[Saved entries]
** BEGIN **

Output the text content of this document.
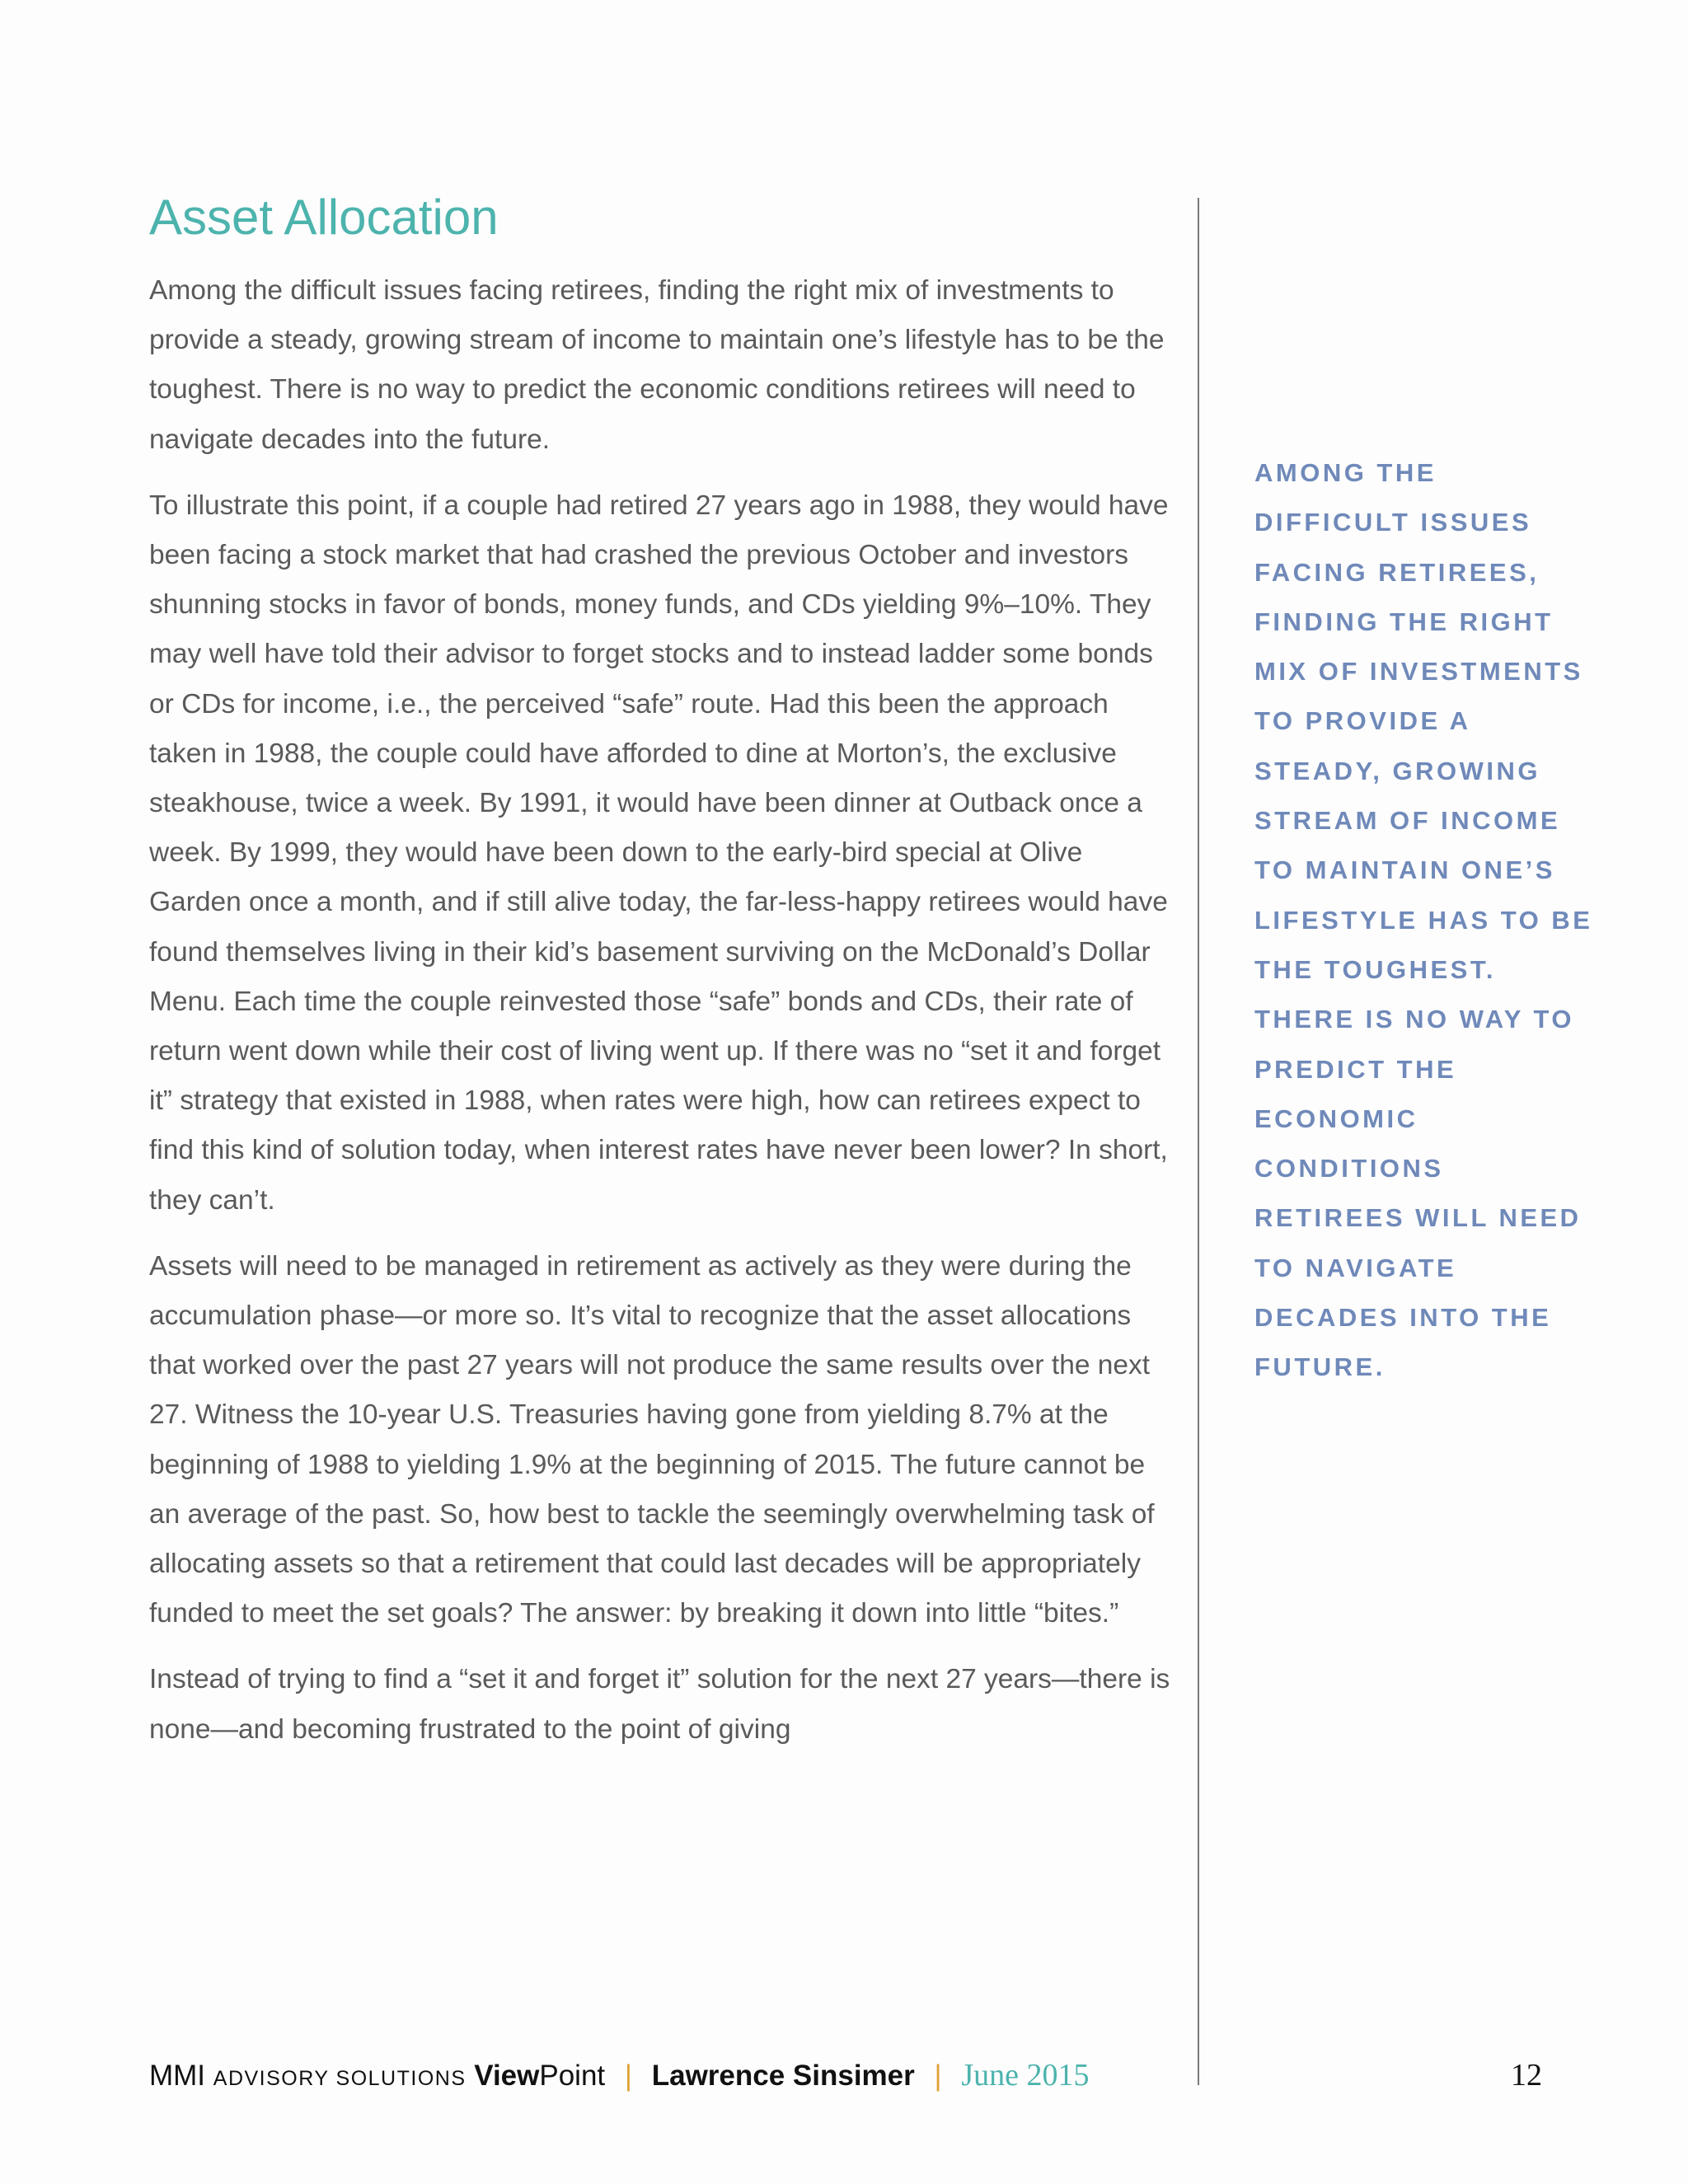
Asset Allocation

Among the difficult issues facing retirees, finding the right mix of investments to provide a steady, growing stream of income to maintain one’s lifestyle has to be the toughest. There is no way to predict the economic conditions retirees will need to navigate decades into the future.

To illustrate this point, if a couple had retired 27 years ago in 1988, they would have been facing a stock market that had crashed the previous October and investors shunning stocks in favor of bonds, money funds, and CDs yielding 9%–10%. They may well have told their advisor to forget stocks and to instead ladder some bonds or CDs for income, i.e., the perceived “safe” route. Had this been the approach taken in 1988, the couple could have afforded to dine at Morton’s, the exclusive steakhouse, twice a week. By 1991, it would have been dinner at Outback once a week. By 1999, they would have been down to the early-bird special at Olive Garden once a month, and if still alive today, the far-less-happy retirees would have found themselves living in their kid’s basement surviving on the McDonald’s Dollar Menu. Each time the couple reinvested those “safe” bonds and CDs, their rate of return went down while their cost of living went up. If there was no “set it and forget it” strategy that existed in 1988, when rates were high, how can retirees expect to find this kind of solution today, when interest rates have never been lower? In short, they can’t.

Assets will need to be managed in retirement as actively as they were during the accumulation phase—or more so. It’s vital to recognize that the asset allocations that worked over the past 27 years will not produce the same results over the next 27. Witness the 10-year U.S. Treasuries having gone from yielding 8.7% at the beginning of 1988 to yielding 1.9% at the beginning of 2015. The future cannot be an average of the past. So, how best to tackle the seemingly overwhelming task of allocating assets so that a retirement that could last decades will be appropriately funded to meet the set goals? The answer: by breaking it down into little “bites.”

Instead of trying to find a “set it and forget it” solution for the next 27 years—there is none—and becoming frustrated to the point of giving

AMONG THE DIFFICULT ISSUES FACING RETIREES, FINDING THE RIGHT MIX OF INVESTMENTS TO PROVIDE A STEADY, GROWING STREAM OF INCOME TO MAINTAIN ONE’S LIFESTYLE HAS TO BE THE TOUGHEST. THERE IS NO WAY TO PREDICT THE ECONOMIC CONDITIONS RETIREES WILL NEED TO NAVIGATE DECADES INTO THE FUTURE.

MMI ADVISORY SOLUTIONS ViewPoint | Lawrence Sinsimer | June 2015	12
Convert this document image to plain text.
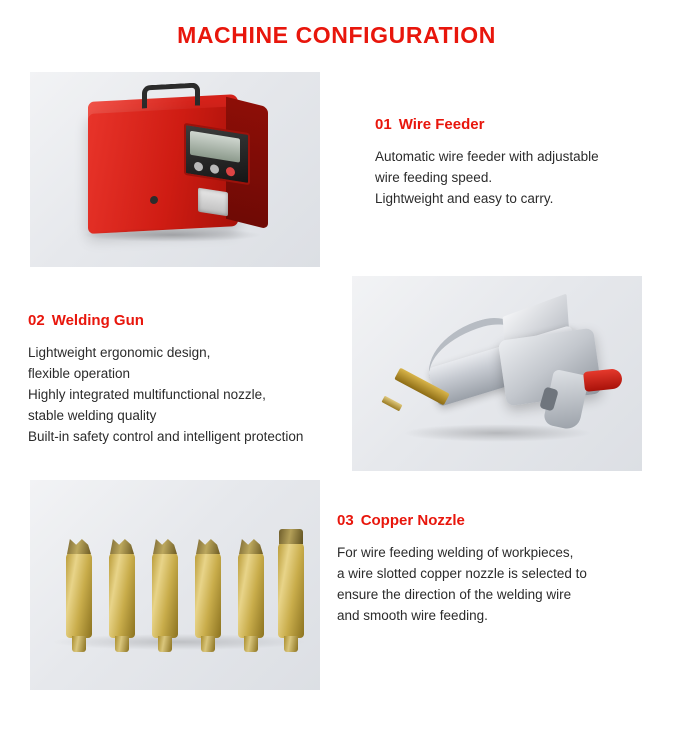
MACHINE CONFIGURATION
01 Wire Feeder
Automatic wire feeder with adjustable
wire feeding speed.
Lightweight and easy to carry.
02 Welding Gun
Lightweight ergonomic design,
flexible operation
Highly integrated multifunctional nozzle,
stable welding quality
Built-in safety control and intelligent protection
03 Copper Nozzle
For wire feeding welding of workpieces,
a wire slotted copper nozzle is selected to
ensure the direction of the welding wire
and smooth wire feeding.
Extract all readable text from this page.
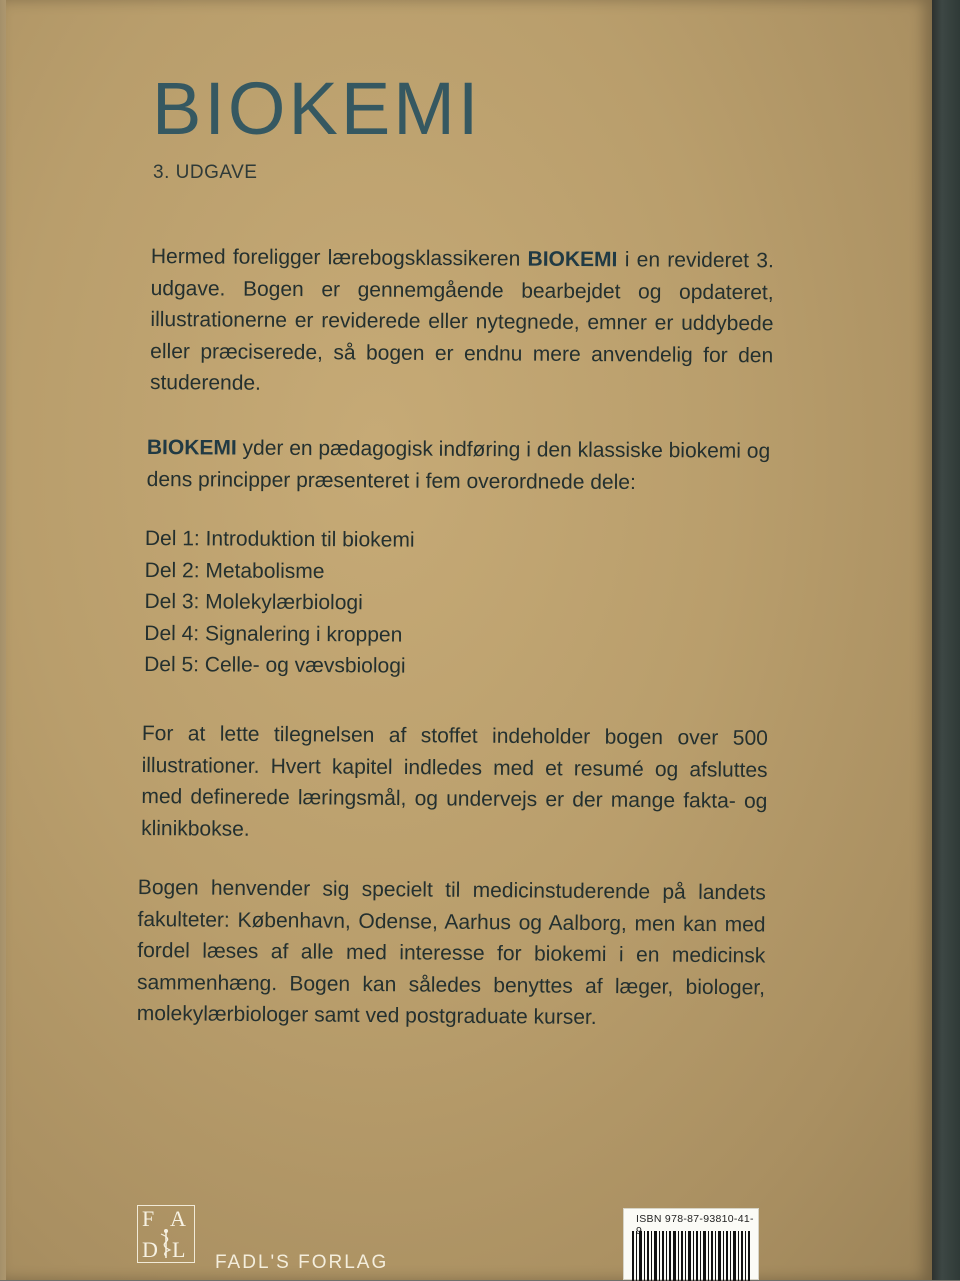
BIOKEMI
3. UDGAVE

Hermed foreligger lærebogsklassikeren BIOKEMI i en revideret 3. udgave. Bogen er gennemgående bearbejdet og opdateret, illustrationerne er reviderede eller nytegnede, emner er uddybede eller præciserede, så bogen er endnu mere anvendelig for den studerende.

BIOKEMI yder en pædagogisk indføring i den klassiske biokemi og dens principper præsenteret i fem overordnede dele:

Del 1: Introduktion til biokemi
Del 2: Metabolisme
Del 3: Molekylærbiologi
Del 4: Signalering i kroppen
Del 5: Celle- og vævsbiologi

For at lette tilegnelsen af stoffet indeholder bogen over 500 illustrationer. Hvert kapitel indledes med et resumé og afsluttes med definerede læringsmål, og undervejs er der mange fakta- og klinikbokse.

Bogen henvender sig specielt til medicinstuderende på landets fakulteter: København, Odense, Aarhus og Aalborg, men kan med fordel læses af alle med interesse for biokemi i en medicinsk sammenhæng. Bogen kan således benyttes af læger, biologer, molekylærbiologer samt ved postgraduate kurser.

F A
D L
FADL'S FORLAG
ISBN 978-87-93810-41-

** END **

## Instruction
From the data above, copy out every line with the string "text" in it.

## Task result
Output the text content of this document.
Convert this document image to plain text.
Extract all readable text from this page.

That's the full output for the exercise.